§ **Problem statement**: In the material below, the lines containing the word "JSON" are required; copy each of them.
^^^^
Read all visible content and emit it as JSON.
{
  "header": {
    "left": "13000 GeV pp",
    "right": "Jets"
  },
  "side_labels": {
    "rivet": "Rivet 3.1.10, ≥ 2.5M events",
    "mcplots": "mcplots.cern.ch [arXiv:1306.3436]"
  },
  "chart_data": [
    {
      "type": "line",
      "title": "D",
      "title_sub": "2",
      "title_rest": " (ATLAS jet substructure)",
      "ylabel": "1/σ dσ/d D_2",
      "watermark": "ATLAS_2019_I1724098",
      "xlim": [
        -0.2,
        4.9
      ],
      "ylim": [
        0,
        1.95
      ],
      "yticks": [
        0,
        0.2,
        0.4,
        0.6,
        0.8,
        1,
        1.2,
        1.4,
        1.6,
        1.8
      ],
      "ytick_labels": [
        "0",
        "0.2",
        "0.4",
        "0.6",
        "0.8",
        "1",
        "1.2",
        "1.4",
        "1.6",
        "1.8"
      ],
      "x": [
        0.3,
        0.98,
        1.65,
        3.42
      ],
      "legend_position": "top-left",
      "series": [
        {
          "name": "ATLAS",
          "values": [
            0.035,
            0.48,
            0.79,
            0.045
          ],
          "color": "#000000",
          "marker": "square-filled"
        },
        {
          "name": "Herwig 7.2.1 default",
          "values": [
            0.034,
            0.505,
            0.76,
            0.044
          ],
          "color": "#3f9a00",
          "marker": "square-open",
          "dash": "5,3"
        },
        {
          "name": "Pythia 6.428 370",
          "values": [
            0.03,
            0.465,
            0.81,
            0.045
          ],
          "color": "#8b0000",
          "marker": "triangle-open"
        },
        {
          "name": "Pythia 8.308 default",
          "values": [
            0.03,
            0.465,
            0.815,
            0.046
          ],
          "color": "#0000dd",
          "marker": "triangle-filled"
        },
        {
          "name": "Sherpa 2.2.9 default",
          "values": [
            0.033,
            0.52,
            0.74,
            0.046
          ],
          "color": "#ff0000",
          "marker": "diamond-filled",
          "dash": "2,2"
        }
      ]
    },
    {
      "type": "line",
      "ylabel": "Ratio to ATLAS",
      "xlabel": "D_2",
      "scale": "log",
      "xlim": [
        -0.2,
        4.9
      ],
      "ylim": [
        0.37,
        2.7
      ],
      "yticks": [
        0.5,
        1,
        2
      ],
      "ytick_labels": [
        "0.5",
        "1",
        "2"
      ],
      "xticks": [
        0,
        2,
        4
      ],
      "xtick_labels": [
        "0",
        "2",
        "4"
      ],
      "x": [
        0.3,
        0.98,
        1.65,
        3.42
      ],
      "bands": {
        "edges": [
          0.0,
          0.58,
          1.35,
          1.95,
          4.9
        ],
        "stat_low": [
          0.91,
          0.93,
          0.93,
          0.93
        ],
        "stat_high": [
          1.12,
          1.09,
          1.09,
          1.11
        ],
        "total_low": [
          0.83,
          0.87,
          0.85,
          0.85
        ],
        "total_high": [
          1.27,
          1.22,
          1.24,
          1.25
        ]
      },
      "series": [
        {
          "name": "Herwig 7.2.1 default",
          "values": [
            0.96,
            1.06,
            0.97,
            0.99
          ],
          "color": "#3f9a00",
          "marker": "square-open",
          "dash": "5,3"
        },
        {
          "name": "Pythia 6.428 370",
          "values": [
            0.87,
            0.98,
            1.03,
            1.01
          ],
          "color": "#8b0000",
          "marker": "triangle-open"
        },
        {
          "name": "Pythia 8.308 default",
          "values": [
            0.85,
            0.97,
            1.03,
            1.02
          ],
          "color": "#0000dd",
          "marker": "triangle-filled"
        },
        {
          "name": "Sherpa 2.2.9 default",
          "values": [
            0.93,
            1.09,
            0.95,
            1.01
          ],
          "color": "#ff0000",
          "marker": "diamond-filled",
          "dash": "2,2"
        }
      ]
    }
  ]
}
^^^^
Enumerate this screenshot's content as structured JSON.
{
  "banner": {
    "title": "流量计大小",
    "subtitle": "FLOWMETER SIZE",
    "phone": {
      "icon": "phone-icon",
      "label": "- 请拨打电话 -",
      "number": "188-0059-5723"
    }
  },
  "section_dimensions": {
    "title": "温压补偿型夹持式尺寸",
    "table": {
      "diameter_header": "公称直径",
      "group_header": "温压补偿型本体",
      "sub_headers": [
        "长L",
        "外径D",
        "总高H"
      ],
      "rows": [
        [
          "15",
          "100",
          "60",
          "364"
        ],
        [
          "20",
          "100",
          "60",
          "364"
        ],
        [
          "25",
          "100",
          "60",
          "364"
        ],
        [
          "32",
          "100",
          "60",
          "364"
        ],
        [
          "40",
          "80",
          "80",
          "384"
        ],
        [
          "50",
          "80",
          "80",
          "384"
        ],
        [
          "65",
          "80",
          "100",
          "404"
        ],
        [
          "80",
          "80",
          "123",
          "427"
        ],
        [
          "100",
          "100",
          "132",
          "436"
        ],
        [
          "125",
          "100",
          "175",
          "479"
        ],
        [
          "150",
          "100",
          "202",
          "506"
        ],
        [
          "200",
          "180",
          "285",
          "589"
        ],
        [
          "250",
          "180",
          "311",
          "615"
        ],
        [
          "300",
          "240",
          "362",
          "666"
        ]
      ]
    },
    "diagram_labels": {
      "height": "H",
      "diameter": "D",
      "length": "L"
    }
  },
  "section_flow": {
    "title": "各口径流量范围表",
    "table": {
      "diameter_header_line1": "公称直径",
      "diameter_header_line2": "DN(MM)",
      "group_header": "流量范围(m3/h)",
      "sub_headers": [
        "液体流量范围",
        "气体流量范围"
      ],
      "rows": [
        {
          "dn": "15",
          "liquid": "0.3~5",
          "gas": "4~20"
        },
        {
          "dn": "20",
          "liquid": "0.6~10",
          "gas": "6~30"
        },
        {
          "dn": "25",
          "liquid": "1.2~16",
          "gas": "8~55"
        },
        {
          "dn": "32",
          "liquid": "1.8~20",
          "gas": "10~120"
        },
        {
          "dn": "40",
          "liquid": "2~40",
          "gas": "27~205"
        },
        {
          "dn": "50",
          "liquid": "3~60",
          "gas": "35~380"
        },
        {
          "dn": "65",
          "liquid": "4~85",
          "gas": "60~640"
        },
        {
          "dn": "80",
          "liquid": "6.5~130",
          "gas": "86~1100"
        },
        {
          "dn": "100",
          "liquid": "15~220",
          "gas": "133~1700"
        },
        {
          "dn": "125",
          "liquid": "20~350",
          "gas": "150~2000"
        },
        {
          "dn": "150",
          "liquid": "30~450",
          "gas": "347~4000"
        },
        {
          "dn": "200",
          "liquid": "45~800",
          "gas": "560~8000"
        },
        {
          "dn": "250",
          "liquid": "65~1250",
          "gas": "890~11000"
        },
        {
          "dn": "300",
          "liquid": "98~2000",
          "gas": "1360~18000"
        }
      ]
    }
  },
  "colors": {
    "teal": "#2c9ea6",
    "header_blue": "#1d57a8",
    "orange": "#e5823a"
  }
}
^^^^
§ **Output for this exercise**:
Read all visible content and emit it as JSON.
Enumerate this screenshot's content as structured JSON.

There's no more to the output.